**REQUIRED WORK**
Present the records as a numbered list, beginning with the first line of the records and running through the line that contains "nav-blog[interactable]: Blog xyxy=(646,88,727,128)", with that line included and blank lines left out.
+++ LISTING +++
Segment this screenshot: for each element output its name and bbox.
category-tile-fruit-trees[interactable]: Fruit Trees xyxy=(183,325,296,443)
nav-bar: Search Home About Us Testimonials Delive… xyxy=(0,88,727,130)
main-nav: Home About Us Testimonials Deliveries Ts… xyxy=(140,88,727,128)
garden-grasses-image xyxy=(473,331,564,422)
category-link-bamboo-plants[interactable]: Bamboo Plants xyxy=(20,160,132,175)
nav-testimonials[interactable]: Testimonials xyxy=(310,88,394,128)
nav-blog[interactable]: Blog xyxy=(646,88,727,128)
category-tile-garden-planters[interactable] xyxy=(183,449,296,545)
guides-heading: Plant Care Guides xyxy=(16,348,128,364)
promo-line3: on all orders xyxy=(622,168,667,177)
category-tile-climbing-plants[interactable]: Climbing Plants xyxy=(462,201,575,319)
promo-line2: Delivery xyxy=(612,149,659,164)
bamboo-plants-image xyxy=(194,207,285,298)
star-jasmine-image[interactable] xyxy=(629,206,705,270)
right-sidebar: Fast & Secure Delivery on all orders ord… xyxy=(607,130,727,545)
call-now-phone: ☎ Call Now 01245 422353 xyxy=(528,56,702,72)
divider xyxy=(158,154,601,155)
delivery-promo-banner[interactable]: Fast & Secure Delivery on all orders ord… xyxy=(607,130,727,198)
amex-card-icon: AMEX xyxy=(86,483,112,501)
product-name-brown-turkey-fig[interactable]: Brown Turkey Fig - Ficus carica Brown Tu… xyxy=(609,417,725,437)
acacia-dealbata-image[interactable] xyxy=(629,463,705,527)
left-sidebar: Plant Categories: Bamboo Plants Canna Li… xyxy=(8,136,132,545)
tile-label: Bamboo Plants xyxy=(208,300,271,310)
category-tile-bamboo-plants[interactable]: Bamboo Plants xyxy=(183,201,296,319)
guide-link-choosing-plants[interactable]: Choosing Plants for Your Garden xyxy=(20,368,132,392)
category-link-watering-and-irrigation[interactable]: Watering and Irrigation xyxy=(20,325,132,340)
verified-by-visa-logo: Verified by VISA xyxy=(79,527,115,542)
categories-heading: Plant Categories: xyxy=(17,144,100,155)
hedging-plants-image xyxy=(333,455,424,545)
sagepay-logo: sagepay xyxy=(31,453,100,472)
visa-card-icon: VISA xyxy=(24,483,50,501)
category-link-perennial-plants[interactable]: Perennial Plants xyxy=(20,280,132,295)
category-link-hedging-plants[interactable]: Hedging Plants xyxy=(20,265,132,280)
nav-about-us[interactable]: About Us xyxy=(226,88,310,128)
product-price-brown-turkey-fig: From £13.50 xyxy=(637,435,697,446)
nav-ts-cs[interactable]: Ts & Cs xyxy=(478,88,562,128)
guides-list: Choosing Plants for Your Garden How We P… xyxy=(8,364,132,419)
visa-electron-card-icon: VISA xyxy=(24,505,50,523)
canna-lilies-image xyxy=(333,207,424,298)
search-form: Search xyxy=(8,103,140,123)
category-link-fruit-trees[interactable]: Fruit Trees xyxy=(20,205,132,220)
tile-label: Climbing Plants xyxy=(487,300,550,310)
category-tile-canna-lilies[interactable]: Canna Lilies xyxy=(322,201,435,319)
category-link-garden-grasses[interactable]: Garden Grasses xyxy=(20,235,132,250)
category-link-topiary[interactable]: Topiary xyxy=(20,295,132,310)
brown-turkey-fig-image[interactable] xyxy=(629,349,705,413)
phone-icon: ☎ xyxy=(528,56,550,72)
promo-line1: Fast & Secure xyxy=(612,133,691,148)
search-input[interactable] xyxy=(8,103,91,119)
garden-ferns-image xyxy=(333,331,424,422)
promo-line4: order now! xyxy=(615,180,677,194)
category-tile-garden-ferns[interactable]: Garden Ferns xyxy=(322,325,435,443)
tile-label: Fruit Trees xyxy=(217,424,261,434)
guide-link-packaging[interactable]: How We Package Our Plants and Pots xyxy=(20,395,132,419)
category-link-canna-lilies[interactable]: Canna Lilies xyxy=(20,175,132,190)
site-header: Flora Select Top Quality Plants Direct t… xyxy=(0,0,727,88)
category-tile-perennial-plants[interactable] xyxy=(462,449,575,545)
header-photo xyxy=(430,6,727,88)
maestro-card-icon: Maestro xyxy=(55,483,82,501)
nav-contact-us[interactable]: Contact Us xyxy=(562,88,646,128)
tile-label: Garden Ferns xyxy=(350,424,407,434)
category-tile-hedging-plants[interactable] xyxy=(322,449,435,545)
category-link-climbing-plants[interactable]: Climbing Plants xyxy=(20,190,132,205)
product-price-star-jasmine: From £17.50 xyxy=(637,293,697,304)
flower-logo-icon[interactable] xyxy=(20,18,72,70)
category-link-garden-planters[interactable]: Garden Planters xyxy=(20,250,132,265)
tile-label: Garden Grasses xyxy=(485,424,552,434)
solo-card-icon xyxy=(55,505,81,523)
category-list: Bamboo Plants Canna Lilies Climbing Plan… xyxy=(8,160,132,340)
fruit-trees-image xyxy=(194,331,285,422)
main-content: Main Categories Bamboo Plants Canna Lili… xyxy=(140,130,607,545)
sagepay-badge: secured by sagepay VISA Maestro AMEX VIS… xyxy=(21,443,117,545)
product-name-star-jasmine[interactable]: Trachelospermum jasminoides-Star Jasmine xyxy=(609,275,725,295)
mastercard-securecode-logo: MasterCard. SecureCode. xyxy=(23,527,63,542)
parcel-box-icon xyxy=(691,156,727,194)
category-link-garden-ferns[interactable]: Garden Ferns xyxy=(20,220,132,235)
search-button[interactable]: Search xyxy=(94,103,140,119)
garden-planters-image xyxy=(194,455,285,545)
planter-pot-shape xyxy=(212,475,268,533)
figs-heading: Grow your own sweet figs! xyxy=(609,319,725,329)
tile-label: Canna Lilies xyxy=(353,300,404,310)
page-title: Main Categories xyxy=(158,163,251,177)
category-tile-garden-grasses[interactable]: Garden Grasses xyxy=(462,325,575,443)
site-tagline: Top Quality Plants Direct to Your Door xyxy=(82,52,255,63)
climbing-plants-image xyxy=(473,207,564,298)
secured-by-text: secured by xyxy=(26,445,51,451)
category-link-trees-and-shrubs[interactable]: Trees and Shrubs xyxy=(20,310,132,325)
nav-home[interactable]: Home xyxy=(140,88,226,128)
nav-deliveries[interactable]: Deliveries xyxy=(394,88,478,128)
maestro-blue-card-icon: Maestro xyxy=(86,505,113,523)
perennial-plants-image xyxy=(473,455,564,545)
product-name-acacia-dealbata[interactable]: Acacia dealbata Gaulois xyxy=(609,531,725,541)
+++
**TASK OUTPUT**
1. Segment this screenshot: for each element output its name and bbox.
2. category-tile-fruit-trees[interactable]: Fruit Trees xyxy=(183,325,296,443)
3. nav-bar: Search Home About Us Testimonials Delive… xyxy=(0,88,727,130)
4. main-nav: Home About Us Testimonials Deliveries Ts… xyxy=(140,88,727,128)
5. garden-grasses-image xyxy=(473,331,564,422)
6. category-link-bamboo-plants[interactable]: Bamboo Plants xyxy=(20,160,132,175)
7. nav-testimonials[interactable]: Testimonials xyxy=(310,88,394,128)
8. nav-blog[interactable]: Blog xyxy=(646,88,727,128)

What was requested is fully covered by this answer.